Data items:
▬▬▬▬▬▬
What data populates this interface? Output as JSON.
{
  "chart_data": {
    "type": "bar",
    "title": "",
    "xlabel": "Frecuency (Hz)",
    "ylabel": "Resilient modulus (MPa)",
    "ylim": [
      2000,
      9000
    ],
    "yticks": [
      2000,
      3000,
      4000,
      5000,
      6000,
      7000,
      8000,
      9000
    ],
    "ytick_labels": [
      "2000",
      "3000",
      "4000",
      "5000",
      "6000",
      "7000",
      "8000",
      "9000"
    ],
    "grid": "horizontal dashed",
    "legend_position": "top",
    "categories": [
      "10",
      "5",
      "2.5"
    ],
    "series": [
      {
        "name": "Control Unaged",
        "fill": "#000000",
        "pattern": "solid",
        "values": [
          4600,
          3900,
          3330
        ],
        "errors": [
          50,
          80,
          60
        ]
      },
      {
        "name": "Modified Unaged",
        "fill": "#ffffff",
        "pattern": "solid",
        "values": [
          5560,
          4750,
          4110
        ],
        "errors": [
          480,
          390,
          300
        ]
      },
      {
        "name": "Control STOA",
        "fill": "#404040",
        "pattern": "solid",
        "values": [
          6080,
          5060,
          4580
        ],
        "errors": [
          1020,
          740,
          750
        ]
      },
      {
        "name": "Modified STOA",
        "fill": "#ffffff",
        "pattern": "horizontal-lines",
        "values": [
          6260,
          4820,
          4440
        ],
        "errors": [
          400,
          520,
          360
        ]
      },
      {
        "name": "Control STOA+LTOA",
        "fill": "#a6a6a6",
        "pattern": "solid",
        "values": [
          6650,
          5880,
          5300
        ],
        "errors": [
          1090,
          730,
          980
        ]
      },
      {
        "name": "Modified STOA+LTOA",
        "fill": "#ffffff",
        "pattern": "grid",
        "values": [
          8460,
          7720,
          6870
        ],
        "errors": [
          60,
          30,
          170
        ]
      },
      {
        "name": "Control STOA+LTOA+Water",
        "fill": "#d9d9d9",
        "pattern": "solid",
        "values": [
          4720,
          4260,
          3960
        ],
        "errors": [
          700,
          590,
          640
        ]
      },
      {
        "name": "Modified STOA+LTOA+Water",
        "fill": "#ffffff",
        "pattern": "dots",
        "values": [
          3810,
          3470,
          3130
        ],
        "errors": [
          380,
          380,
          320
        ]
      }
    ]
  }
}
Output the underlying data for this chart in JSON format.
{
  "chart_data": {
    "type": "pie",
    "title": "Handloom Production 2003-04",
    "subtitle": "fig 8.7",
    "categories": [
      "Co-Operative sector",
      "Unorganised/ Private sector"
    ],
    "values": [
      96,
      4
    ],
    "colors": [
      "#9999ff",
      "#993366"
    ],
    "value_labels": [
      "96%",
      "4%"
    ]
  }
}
▬▬▬▬▬▬
Restate all of the entries exactly, please.

| Output |
What data populates this interface? Output as JSON.
{
  "chart_data": {
    "type": "bar",
    "title": "",
    "xlabel": "Frecuency (Hz)",
    "ylabel": "Resilient modulus (MPa)",
    "ylim": [
      2000,
      9000
    ],
    "yticks": [
      2000,
      3000,
      4000,
      5000,
      6000,
      7000,
      8000,
      9000
    ],
    "ytick_labels": [
      "2000",
      "3000",
      "4000",
      "5000",
      "6000",
      "7000",
      "8000",
      "9000"
    ],
    "grid": "horizontal dashed",
    "legend_position": "top",
    "categories": [
      "10",
      "5",
      "2.5"
    ],
    "series": [
      {
        "name": "Control Unaged",
        "fill": "#000000",
        "pattern": "solid",
        "values": [
          4600,
          3900,
          3330
        ],
        "errors": [
          50,
          80,
          60
        ]
      },
      {
        "name": "Modified Unaged",
        "fill": "#ffffff",
        "pattern": "solid",
        "values": [
          5560,
          4750,
          4110
        ],
        "errors": [
          480,
          390,
          300
        ]
      },
      {
        "name": "Control STOA",
        "fill": "#404040",
        "pattern": "solid",
        "values": [
          6080,
          5060,
          4580
        ],
        "errors": [
          1020,
          740,
          750
        ]
      },
      {
        "name": "Modified STOA",
        "fill": "#ffffff",
        "pattern": "horizontal-lines",
        "values": [
          6260,
          4820,
          4440
        ],
        "errors": [
          400,
          520,
          360
        ]
      },
      {
        "name": "Control STOA+LTOA",
        "fill": "#a6a6a6",
        "pattern": "solid",
        "values": [
          6650,
          5880,
          5300
        ],
        "errors": [
          1090,
          730,
          980
        ]
      },
      {
        "name": "Modified STOA+LTOA",
        "fill": "#ffffff",
        "pattern": "grid",
        "values": [
          8460,
          7720,
          6870
        ],
        "errors": [
          60,
          30,
          170
        ]
      },
      {
        "name": "Control STOA+LTOA+Water",
        "fill": "#d9d9d9",
        "pattern": "solid",
        "values": [
          4720,
          4260,
          3960
        ],
        "errors": [
          700,
          590,
          640
        ]
      },
      {
        "name": "Modified STOA+LTOA+Water",
        "fill": "#ffffff",
        "pattern": "dots",
        "values": [
          3810,
          3470,
          3130
        ],
        "errors": [
          380,
          380,
          320
        ]
      }
    ]
  }
}
Output the underlying data for this chart in JSON format.
{
  "chart_data": {
    "type": "pie",
    "title": "Handloom Production 2003-04",
    "subtitle": "fig 8.7",
    "categories": [
      "Co-Operative sector",
      "Unorganised/ Private sector"
    ],
    "values": [
      96,
      4
    ],
    "colors": [
      "#9999ff",
      "#993366"
    ],
    "value_labels": [
      "96%",
      "4%"
    ]
  }
}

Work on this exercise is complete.